What the task requires:
Reproduce word for word the passage of the Labor Law §240 case summaries from "Labor Law §240: Fall" up to and including "(3rd Dept., 2007).".

Page extract:
-- Begin --

Labor Law §240: Conflicting testimony re: cause of accident precludes summary judgment on Labor Law §240: Plaintiff claimed that while descending a 16 foot extension ladderwhich was only tied on one side, it wobbled, causing him to fall 10 feet and be injured. Defendants submitted deposition testimony that ladder was tied on both sides and that plaintiff and plaintiff’s foreman both stated that hat plaintiff fell from the ladder while descending because he missed a rung. Moreover, the accident report signed by plaintiff states that the accident occurred when plaintiff missed a rung and fell off. Defendants also submitted an affidavit from plaintiff’s foreman that plaintiff fell because he missed a rung on the ladder. The conflict between plaintiff’s deposition testimony and the defendant’s submissions precluded the Court from determining as a matter of law whether defendants were liable under Labor Law §240 for providing plaintiff with a defective of malfunctioning ladder or, alternatively, whether plaintiff’s conduct was the sole proximate cause of the fall. Antenucci v. Three Dogs, LLC, - AD3d - (1st Dept., 2007).

Labor Law §240: Applies when the injuries caused by an effort to prevent an object from falling: Plaintiff was working on the 7th floor of a building. The needed materials were supplied in a bucket on a pulley system which lacked brake system. At the time of the accident a bucket was overloaded with 200 pounds of bolts, etc. when it became stuck under the floor. Plaintiff pulled on the line in an attempt to dislodge the bucket, but a co-worker, believing plaintiff had unloaded the bucket, let go of the line. Concerned for the safety of the fellow worker, plaintiff grabbed the bucket with his other hand to prevent it from falling, which caused him to fall off the beam 6 or 8 feet, until his safety line abruptly halted his descent. The Court held that the proximate cause of plaintiff’s injuries was the lack of a brake mechanism on the pulley system which was a failure to provide proper protection against elevated risks. The Court held that Labor Law §240 applied since the safety devices proved inadequate to shield plaintiff from gravity related injuries. Defendants argued that liability in cases involving hoists can only be imposed when the object falls on the worker. The Court held that this reliance is misplaced. It is sufficient to demonstrate that an injury was caused by an effort to prevent an object from falling. Lopez v. Boston Properties, Inc., - AD3d - (1st Dept., 2007).

Labor Law §240: Fall from permanent stairway not a Labor Law §240 claim. Plaintiff was a construction worker engaged in finish work on the construction of a modular home. He attempted to climb a set of permanent stairs which collapsed, causing him to fall 18 feet through a hole in the first floor to the concrete floor of the basement. Plaintiff argued that he was using the stairway to access the second floor and thus, it was the functional equivalent of a ladder within the meaning of that statute. The Court held that such a structure functions as a permanent passageway between two parts of a building, not as a tool or device that is employed for the expressed purposes of gaining access to an elevated work site. Thus, the claim was properly dismissed. Milanese v. Kellerman, - AD3d - (3rd Dept., 2007).

-- End --

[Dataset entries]
-- Begin --

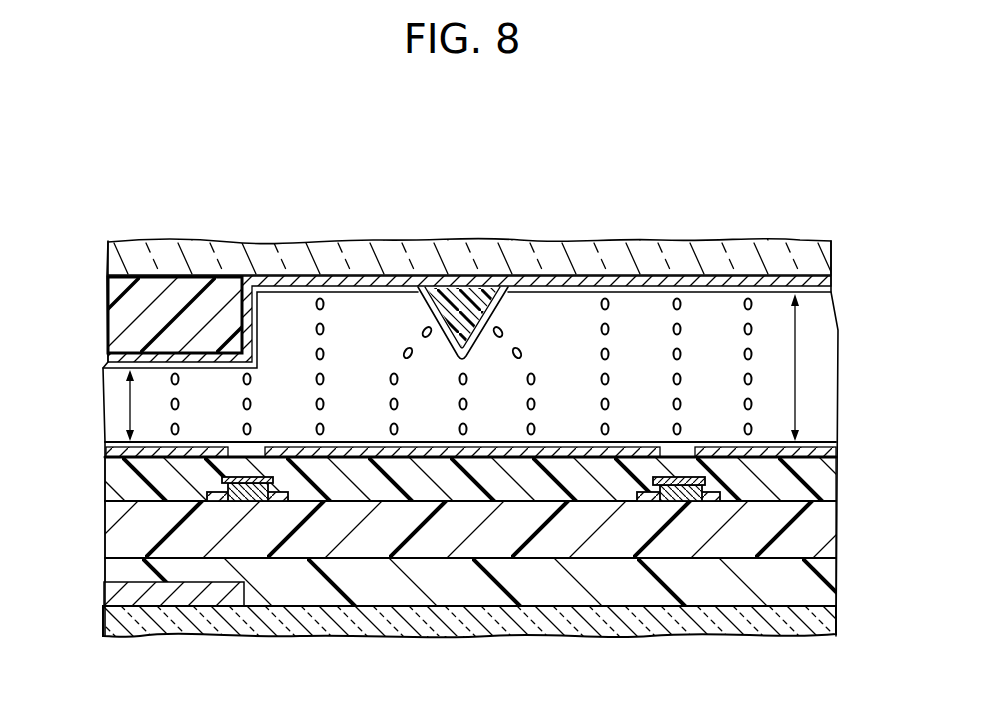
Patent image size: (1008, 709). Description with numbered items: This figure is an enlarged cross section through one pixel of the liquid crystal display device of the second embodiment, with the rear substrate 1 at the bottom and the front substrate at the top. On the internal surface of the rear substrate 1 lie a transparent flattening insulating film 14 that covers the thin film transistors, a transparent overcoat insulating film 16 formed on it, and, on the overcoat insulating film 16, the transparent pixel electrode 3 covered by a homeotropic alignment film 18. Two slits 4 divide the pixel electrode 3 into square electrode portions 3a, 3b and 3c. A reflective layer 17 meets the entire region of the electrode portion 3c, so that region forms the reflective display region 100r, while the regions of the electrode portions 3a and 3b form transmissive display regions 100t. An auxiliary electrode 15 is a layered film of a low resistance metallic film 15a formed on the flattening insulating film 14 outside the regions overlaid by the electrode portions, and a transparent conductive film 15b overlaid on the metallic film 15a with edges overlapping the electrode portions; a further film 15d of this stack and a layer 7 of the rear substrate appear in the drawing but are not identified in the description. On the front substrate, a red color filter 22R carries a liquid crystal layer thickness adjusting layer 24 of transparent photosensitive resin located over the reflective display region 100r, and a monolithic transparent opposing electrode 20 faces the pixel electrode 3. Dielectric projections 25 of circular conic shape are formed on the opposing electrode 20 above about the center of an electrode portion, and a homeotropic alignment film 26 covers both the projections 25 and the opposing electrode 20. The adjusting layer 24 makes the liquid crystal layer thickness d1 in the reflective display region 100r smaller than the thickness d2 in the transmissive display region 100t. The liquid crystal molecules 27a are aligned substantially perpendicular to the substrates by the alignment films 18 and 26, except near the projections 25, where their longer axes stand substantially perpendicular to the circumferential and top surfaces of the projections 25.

The rear substrate 1 is at (115, 622).
The pixel electrode 3 is at (437, 457).
The electrode portion 3a is at (827, 455).
The electrode portion 3b is at (563, 455).
The electrode portion 3c is at (141, 455).
The slit 4 is at (256, 452).
The insulating layer 7 is at (473, 593).
The flattening insulating film 14 is at (818, 540).
The auxiliary electrode 15 is at (481, 581).
The low resistance metallic film 15a is at (275, 502).
The transparent conductive film 15b is at (650, 502).
The drain electrode 15d is at (213, 502).
The overcoat insulating film 16 is at (818, 483).
The reflective layer 17 is at (115, 594).
The homeotropic alignment film 18 is at (572, 442).
The opposing electrode 20 is at (573, 282).
The red color filter 22R is at (112, 263).
The liquid crystal layer thickness adjusting layer 24 is at (122, 322).
The projection 25 is at (461, 308).
The homeotropic alignment film 26 is at (568, 292).
The liquid crystal molecules 27a is at (323, 329).
The reflective display region 100r is at (264, 228).
The transmissive display region 100t is at (848, 170).
The liquid crystal layer thickness in reflective display region d1 is at (128, 406).
The liquid crystal layer thickness in transmissive display region d2 is at (798, 368).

-- End --

Solution to the problem:
Labor Law §240: Fall from permanent stairway not a Labor Law §240 claim. Plaintiff was a construction worker engaged in finish work on the construction of a modular home. He attempted to climb a set of permanent stairs which collapsed, causing him to fall 18 feet through a hole in the first floor to the concrete floor of the basement. Plaintiff argued that he was using the stairway to access the second floor and thus, it was the functional equivalent of a ladder within the meaning of that statute. The Court held that such a structure functions as a permanent passageway between two parts of a building, not as a tool or device that is employed for the expressed purposes of gaining access to an elevated work site. Thus, the claim was properly dismissed. Milanese v. Kellerman, - AD3d - (3rd Dept., 2007).